* [Exercise aim] Substitute "tablet" for "laptop" in the records, from their first line through the line containing "stage: W którym", both included, and reproduce only those lines with everything else unchanged.

* [Raw records]
********************

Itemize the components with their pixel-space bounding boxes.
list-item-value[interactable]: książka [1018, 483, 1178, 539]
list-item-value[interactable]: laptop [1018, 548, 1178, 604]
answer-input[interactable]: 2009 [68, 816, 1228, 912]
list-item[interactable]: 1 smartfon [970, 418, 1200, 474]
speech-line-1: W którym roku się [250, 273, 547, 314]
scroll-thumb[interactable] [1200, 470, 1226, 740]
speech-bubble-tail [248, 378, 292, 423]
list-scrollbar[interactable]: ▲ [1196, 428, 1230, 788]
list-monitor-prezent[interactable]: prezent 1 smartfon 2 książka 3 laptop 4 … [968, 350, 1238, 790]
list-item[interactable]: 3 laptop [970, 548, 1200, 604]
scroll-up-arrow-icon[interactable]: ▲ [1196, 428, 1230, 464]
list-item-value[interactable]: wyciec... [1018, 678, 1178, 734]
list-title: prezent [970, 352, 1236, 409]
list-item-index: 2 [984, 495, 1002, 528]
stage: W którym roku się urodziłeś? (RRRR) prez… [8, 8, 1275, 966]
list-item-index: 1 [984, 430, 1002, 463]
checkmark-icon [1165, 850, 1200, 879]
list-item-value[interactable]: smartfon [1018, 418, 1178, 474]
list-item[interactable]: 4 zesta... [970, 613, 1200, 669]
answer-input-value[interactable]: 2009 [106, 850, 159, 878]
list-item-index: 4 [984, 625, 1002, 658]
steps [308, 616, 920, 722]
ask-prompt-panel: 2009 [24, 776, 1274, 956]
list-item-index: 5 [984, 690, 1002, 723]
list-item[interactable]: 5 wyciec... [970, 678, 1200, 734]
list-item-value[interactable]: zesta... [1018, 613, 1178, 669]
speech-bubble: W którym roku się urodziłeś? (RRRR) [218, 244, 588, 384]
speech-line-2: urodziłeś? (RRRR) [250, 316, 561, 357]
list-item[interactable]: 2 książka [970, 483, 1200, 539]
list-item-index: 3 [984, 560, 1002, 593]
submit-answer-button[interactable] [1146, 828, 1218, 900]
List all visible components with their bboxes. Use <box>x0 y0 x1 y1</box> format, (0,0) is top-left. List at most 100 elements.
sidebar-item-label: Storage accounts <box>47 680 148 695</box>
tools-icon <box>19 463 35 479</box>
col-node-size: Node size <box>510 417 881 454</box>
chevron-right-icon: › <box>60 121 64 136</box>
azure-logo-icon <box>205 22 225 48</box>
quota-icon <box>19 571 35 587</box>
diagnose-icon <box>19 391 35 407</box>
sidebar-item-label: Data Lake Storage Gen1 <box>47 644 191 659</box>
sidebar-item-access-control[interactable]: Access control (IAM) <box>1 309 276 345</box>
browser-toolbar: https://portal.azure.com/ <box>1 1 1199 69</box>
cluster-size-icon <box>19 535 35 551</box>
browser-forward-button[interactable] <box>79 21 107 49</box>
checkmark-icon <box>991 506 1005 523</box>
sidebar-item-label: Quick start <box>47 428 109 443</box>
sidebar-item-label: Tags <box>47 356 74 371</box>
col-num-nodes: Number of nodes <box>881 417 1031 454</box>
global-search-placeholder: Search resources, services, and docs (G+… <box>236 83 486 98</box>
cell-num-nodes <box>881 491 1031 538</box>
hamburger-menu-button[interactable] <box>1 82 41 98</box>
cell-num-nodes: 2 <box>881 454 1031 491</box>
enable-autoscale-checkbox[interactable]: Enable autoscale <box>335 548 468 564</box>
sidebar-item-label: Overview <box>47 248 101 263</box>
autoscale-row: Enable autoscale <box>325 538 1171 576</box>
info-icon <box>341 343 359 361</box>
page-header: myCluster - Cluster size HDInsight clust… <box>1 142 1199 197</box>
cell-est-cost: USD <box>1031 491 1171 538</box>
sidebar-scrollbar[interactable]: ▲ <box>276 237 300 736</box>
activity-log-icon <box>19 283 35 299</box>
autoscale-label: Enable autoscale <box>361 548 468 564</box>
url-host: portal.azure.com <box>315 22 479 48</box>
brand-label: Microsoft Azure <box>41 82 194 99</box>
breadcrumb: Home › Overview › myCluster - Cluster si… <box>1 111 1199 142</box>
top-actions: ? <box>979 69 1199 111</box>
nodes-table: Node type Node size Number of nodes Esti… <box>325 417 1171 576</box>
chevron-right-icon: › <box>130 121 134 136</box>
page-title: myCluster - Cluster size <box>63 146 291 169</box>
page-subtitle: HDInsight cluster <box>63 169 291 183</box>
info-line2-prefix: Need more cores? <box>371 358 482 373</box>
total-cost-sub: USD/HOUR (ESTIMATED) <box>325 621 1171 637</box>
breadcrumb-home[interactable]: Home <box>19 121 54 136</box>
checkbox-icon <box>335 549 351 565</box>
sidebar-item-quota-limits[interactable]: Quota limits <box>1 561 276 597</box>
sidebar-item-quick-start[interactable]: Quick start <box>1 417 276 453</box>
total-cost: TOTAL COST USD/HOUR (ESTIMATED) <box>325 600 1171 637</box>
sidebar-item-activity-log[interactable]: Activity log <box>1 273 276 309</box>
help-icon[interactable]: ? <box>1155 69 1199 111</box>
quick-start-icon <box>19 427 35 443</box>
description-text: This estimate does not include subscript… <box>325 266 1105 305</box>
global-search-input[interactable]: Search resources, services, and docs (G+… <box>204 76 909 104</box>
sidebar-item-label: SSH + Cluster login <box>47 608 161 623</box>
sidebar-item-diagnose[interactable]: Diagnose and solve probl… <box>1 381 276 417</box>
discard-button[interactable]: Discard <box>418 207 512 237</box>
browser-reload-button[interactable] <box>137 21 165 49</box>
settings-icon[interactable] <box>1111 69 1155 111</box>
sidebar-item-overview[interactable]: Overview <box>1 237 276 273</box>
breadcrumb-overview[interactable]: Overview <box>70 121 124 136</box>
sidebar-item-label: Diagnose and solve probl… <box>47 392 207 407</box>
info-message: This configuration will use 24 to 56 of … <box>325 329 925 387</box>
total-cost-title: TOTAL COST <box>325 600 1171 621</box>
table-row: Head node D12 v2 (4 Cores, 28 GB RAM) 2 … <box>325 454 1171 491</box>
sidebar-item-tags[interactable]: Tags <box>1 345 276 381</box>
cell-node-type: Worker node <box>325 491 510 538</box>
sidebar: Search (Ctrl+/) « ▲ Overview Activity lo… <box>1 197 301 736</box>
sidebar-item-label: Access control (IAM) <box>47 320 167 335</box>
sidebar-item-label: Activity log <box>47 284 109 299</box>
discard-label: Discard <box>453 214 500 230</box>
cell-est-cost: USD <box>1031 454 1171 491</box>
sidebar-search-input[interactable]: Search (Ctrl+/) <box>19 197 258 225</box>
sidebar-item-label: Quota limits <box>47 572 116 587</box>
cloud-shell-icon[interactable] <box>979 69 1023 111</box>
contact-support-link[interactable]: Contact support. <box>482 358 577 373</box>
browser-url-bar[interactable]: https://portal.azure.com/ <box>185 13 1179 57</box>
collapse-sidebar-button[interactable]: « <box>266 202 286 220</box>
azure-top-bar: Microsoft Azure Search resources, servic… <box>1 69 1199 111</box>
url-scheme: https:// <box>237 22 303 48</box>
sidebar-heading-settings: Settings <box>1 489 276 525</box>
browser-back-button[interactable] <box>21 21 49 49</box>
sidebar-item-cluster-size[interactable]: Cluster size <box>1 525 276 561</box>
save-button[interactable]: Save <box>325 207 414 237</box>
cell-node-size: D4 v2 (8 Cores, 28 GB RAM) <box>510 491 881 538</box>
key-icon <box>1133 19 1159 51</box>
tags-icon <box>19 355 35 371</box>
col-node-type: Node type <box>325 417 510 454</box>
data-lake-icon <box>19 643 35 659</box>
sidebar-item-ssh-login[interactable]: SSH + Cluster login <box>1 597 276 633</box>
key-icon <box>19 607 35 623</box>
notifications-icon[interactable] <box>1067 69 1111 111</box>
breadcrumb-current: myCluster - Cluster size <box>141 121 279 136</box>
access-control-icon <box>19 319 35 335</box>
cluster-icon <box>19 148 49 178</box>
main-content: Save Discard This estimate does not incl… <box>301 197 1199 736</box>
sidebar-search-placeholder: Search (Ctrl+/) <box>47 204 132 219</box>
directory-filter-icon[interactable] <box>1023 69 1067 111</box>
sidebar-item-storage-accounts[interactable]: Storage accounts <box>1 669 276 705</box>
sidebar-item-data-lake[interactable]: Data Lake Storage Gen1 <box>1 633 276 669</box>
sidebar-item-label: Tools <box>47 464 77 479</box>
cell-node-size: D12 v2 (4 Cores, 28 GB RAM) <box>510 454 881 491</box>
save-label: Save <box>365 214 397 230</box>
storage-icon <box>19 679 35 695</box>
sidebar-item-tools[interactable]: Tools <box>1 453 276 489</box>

********************

* [Complete response]
Itemize the components with their pixel-space bounding boxes.
list-item-value[interactable]: książka [1018, 483, 1178, 539]
list-item-value[interactable]: tablet [1018, 548, 1178, 604]
answer-input[interactable]: 2009 [68, 816, 1228, 912]
list-item[interactable]: 1 smartfon [970, 418, 1200, 474]
speech-line-1: W którym roku się [250, 273, 547, 314]
scroll-thumb[interactable] [1200, 470, 1226, 740]
speech-bubble-tail [248, 378, 292, 423]
list-scrollbar[interactable]: ▲ [1196, 428, 1230, 788]
list-monitor-prezent[interactable]: prezent 1 smartfon 2 książka 3 tablet 4 … [968, 350, 1238, 790]
list-item[interactable]: 3 tablet [970, 548, 1200, 604]
scroll-up-arrow-icon[interactable]: ▲ [1196, 428, 1230, 464]
list-item-value[interactable]: wyciec... [1018, 678, 1178, 734]
list-title: prezent [970, 352, 1236, 409]
list-item-index: 2 [984, 495, 1002, 528]
stage: W którym roku się urodziłeś? (RRRR) prez… [8, 8, 1275, 966]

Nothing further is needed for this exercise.